------ Provided records
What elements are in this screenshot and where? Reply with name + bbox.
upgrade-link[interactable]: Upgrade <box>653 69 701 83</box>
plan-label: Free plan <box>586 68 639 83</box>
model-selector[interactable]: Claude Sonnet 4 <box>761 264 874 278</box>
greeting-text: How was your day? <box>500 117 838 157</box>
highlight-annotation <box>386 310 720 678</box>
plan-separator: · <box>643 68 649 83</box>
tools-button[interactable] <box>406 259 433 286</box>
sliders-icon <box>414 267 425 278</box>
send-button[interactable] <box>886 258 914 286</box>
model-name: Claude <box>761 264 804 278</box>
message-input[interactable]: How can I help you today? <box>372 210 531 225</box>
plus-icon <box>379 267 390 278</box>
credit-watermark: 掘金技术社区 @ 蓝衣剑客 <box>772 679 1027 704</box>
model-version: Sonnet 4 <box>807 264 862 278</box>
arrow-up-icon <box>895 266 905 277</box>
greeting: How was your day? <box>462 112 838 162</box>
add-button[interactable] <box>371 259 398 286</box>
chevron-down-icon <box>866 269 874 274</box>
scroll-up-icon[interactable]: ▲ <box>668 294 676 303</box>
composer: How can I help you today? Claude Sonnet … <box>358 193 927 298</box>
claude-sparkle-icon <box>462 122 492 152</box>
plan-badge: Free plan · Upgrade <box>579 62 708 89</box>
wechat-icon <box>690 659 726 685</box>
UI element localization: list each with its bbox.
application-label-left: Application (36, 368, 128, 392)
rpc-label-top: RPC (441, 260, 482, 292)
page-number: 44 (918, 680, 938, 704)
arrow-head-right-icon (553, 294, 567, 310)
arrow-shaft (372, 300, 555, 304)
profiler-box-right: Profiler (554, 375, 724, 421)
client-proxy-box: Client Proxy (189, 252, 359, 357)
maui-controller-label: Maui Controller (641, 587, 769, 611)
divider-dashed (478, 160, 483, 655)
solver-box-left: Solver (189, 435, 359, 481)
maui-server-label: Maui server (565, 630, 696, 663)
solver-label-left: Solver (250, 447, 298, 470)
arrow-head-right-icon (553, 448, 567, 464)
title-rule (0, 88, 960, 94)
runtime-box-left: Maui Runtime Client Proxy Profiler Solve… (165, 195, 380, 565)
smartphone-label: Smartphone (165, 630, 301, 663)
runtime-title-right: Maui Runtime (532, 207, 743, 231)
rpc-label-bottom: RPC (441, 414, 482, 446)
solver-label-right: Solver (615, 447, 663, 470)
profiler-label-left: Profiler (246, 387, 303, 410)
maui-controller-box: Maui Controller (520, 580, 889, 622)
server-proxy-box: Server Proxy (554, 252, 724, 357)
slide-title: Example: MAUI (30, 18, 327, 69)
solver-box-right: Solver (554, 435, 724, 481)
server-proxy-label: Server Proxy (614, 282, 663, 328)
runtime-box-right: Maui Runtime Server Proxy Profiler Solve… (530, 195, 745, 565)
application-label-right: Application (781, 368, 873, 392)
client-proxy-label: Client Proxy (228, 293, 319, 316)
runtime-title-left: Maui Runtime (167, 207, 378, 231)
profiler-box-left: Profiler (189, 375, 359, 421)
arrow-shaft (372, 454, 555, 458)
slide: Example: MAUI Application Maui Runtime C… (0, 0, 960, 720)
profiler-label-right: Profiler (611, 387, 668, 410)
------------
→ **Required task**: Switch every "arrow-shaft" in the records to "arrow-body", and reproduce the records with nothing else changed.

→ **Answer for the task**:
What elements are in this screenshot and where? Reply with name + bbox.
upgrade-link[interactable]: Upgrade <box>653 69 701 83</box>
plan-label: Free plan <box>586 68 639 83</box>
model-selector[interactable]: Claude Sonnet 4 <box>761 264 874 278</box>
greeting-text: How was your day? <box>500 117 838 157</box>
highlight-annotation <box>386 310 720 678</box>
plan-separator: · <box>643 68 649 83</box>
tools-button[interactable] <box>406 259 433 286</box>
sliders-icon <box>414 267 425 278</box>
send-button[interactable] <box>886 258 914 286</box>
model-name: Claude <box>761 264 804 278</box>
message-input[interactable]: How can I help you today? <box>372 210 531 225</box>
plus-icon <box>379 267 390 278</box>
credit-watermark: 掘金技术社区 @ 蓝衣剑客 <box>772 679 1027 704</box>
model-version: Sonnet 4 <box>807 264 862 278</box>
arrow-up-icon <box>895 266 905 277</box>
greeting: How was your day? <box>462 112 838 162</box>
add-button[interactable] <box>371 259 398 286</box>
chevron-down-icon <box>866 269 874 274</box>
scroll-up-icon[interactable]: ▲ <box>668 294 676 303</box>
composer: How can I help you today? Claude Sonnet … <box>358 193 927 298</box>
claude-sparkle-icon <box>462 122 492 152</box>
plan-badge: Free plan · Upgrade <box>579 62 708 89</box>
wechat-icon <box>690 659 726 685</box>
UI element localization: list each with its bbox.
application-label-left: Application (36, 368, 128, 392)
rpc-label-top: RPC (441, 260, 482, 292)
page-number: 44 (918, 680, 938, 704)
arrow-head-right-icon (553, 294, 567, 310)
arrow-body (372, 300, 555, 304)
profiler-box-right: Profiler (554, 375, 724, 421)
client-proxy-box: Client Proxy (189, 252, 359, 357)
maui-controller-label: Maui Controller (641, 587, 769, 611)
divider-dashed (478, 160, 483, 655)
solver-box-left: Solver (189, 435, 359, 481)
maui-server-label: Maui server (565, 630, 696, 663)
solver-label-left: Solver (250, 447, 298, 470)
arrow-head-right-icon (553, 448, 567, 464)
title-rule (0, 88, 960, 94)
runtime-box-left: Maui Runtime Client Proxy Profiler Solve… (165, 195, 380, 565)
smartphone-label: Smartphone (165, 630, 301, 663)
runtime-title-right: Maui Runtime (532, 207, 743, 231)
rpc-label-bottom: RPC (441, 414, 482, 446)
solver-label-right: Solver (615, 447, 663, 470)
profiler-label-left: Profiler (246, 387, 303, 410)
maui-controller-box: Maui Controller (520, 580, 889, 622)
server-proxy-box: Server Proxy (554, 252, 724, 357)
slide-title: Example: MAUI (30, 18, 327, 69)
solver-box-right: Solver (554, 435, 724, 481)
server-proxy-label: Server Proxy (614, 282, 663, 328)
runtime-box-right: Maui Runtime Server Proxy Profiler Solve… (530, 195, 745, 565)
application-label-right: Application (781, 368, 873, 392)
client-proxy-label: Client Proxy (228, 293, 319, 316)
runtime-title-left: Maui Runtime (167, 207, 378, 231)
profiler-box-left: Profiler (189, 375, 359, 421)
arrow-body (372, 454, 555, 458)
slide: Example: MAUI Application Maui Runtime C… (0, 0, 960, 720)
profiler-label-right: Profiler (611, 387, 668, 410)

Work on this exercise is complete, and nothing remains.